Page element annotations
— START —

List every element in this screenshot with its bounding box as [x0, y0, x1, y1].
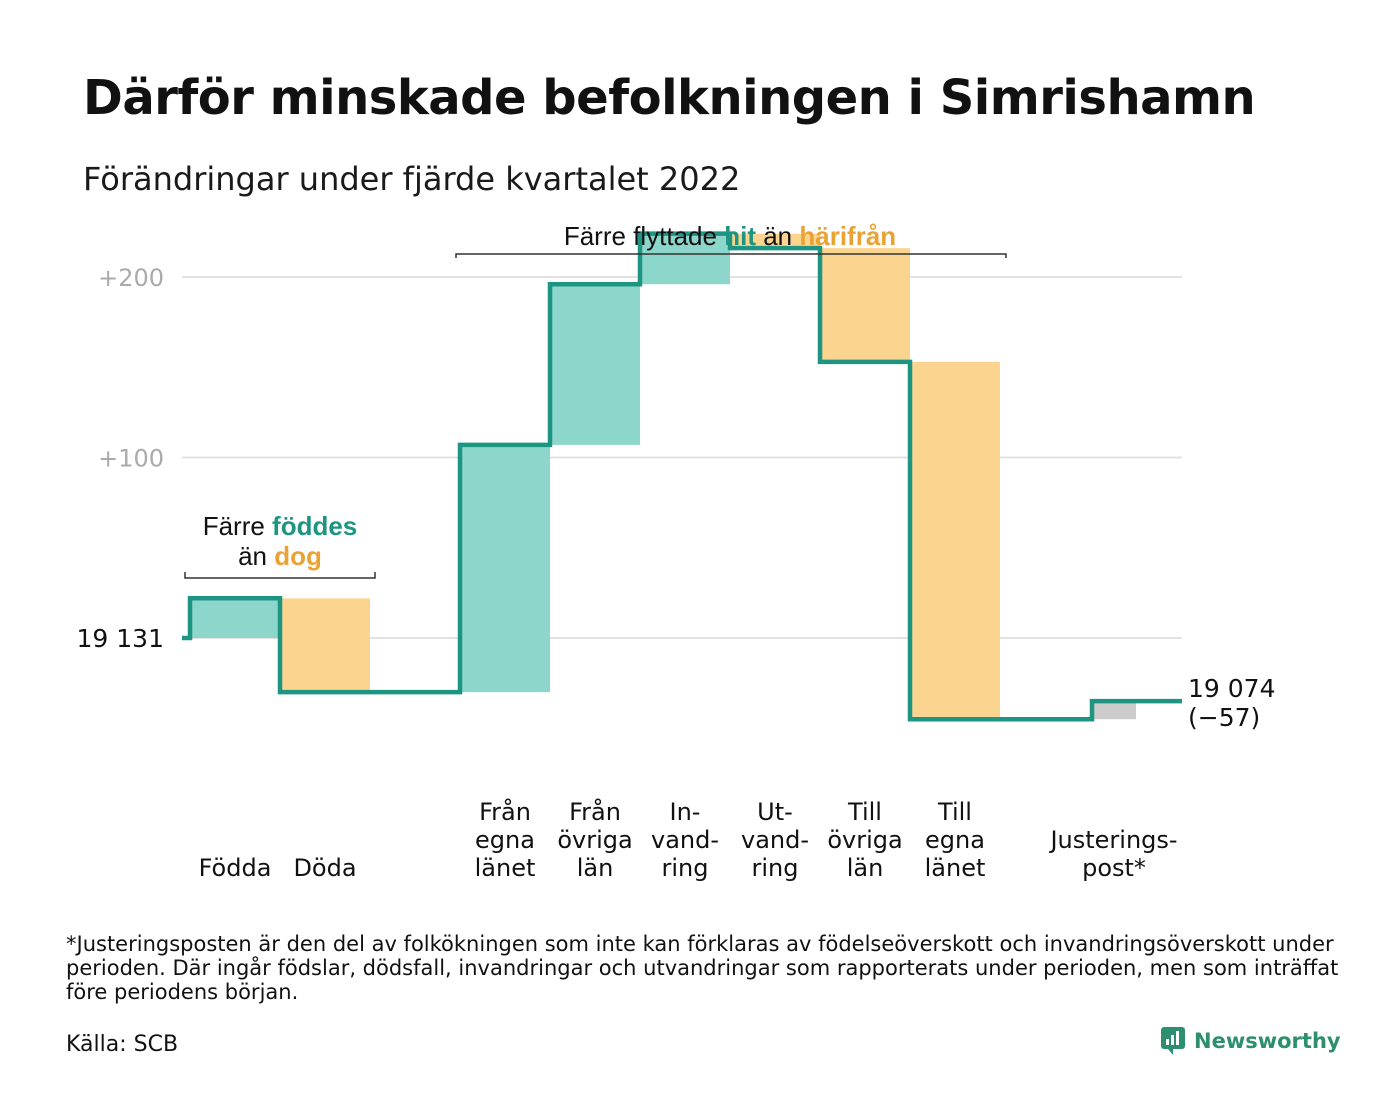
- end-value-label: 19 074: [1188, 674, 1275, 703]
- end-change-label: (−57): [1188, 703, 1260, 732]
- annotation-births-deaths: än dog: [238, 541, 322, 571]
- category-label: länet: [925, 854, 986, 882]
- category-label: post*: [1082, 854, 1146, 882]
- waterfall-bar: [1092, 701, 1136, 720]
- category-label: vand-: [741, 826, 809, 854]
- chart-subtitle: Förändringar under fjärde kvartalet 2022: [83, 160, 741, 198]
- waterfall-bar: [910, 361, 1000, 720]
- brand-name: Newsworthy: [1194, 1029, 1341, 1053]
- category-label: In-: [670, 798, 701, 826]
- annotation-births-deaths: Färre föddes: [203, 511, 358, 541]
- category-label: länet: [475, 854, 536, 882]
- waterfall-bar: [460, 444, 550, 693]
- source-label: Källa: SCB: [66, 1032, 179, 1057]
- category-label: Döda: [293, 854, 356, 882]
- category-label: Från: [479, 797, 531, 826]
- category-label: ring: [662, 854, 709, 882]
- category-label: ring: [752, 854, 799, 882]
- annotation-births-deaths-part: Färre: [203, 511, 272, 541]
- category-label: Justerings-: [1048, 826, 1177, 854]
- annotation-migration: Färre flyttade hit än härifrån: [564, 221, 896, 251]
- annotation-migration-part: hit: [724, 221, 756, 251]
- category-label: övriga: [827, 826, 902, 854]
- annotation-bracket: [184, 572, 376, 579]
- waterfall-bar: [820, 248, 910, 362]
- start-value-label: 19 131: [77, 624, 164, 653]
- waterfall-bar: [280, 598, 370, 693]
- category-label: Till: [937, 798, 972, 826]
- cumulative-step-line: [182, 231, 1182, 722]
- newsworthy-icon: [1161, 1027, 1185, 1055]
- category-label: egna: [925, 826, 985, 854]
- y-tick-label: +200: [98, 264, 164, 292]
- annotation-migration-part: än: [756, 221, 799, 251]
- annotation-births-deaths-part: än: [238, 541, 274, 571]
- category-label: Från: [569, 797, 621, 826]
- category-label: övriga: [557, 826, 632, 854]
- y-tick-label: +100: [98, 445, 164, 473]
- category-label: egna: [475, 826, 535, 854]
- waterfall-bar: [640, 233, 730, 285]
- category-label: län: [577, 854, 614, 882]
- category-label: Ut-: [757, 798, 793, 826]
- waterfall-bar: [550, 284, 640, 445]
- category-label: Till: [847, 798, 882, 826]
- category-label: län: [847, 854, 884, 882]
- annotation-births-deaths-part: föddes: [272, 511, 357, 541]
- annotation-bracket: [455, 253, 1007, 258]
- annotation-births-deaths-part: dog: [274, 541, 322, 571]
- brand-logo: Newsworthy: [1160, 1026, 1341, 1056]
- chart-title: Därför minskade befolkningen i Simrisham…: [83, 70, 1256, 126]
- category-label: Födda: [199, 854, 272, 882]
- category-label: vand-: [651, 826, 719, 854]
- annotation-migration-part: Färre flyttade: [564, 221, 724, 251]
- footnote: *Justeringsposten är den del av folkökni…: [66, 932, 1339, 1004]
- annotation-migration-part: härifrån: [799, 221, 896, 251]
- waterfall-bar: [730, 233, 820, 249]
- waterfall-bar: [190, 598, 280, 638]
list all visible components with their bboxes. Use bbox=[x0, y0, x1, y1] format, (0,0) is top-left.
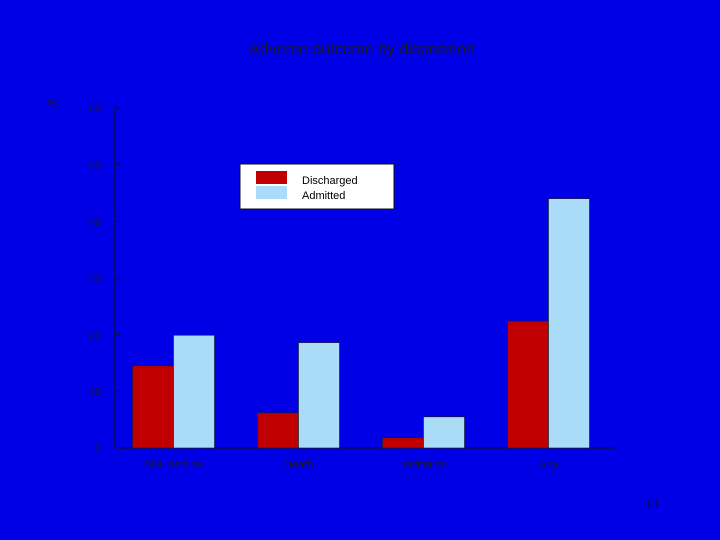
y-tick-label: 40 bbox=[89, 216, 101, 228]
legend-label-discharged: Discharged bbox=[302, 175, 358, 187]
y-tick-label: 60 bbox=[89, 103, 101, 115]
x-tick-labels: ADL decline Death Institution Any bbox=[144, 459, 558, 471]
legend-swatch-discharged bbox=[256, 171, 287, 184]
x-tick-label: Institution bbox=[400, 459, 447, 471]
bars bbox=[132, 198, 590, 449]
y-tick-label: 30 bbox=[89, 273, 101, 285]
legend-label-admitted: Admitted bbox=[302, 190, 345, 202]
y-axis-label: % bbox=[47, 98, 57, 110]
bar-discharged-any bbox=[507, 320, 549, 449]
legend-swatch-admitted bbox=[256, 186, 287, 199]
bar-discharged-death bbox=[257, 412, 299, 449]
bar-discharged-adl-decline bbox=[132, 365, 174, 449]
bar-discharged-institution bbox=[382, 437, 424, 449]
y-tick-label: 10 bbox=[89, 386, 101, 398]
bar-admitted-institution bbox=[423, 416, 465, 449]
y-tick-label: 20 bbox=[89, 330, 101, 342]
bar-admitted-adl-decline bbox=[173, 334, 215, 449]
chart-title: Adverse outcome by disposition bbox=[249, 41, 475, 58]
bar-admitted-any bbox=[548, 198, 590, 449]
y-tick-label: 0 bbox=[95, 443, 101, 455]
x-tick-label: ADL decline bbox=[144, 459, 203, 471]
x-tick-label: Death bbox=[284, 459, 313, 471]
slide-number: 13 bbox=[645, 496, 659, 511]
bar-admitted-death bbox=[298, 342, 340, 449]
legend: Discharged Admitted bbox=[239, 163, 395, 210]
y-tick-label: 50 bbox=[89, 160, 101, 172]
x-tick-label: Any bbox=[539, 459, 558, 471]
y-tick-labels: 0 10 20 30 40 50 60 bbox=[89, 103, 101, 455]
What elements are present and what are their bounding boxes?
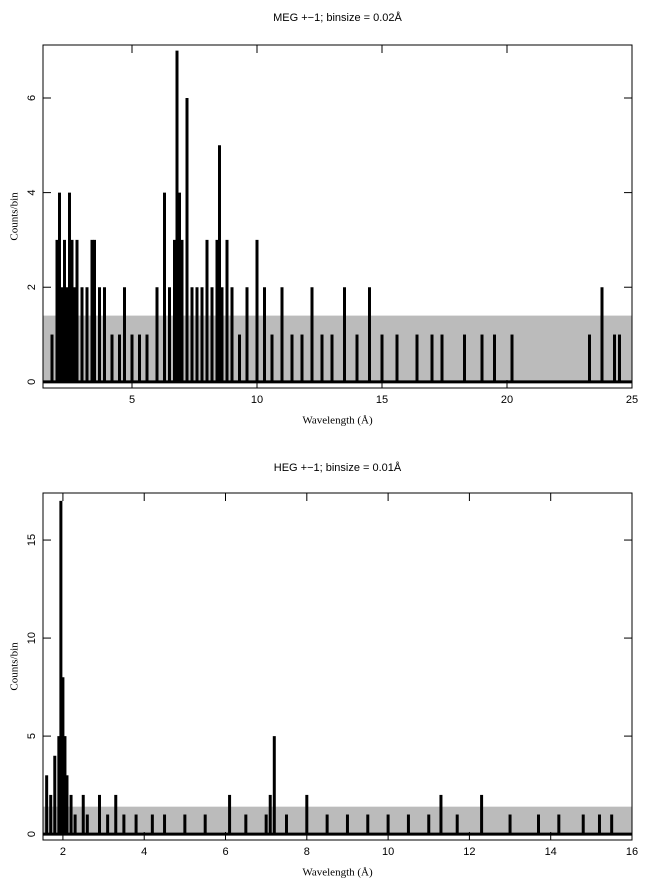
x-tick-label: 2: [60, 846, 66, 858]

— END —

Show each line of the listing above that contains the word "with".

__Answer__.
List every element in this screenshot with its bounding box as [x0, y0, x1, y1].
list all visible components with their bboxes. Use bbox=[x0, y0, x1, y1] format, (0,0) is top-left.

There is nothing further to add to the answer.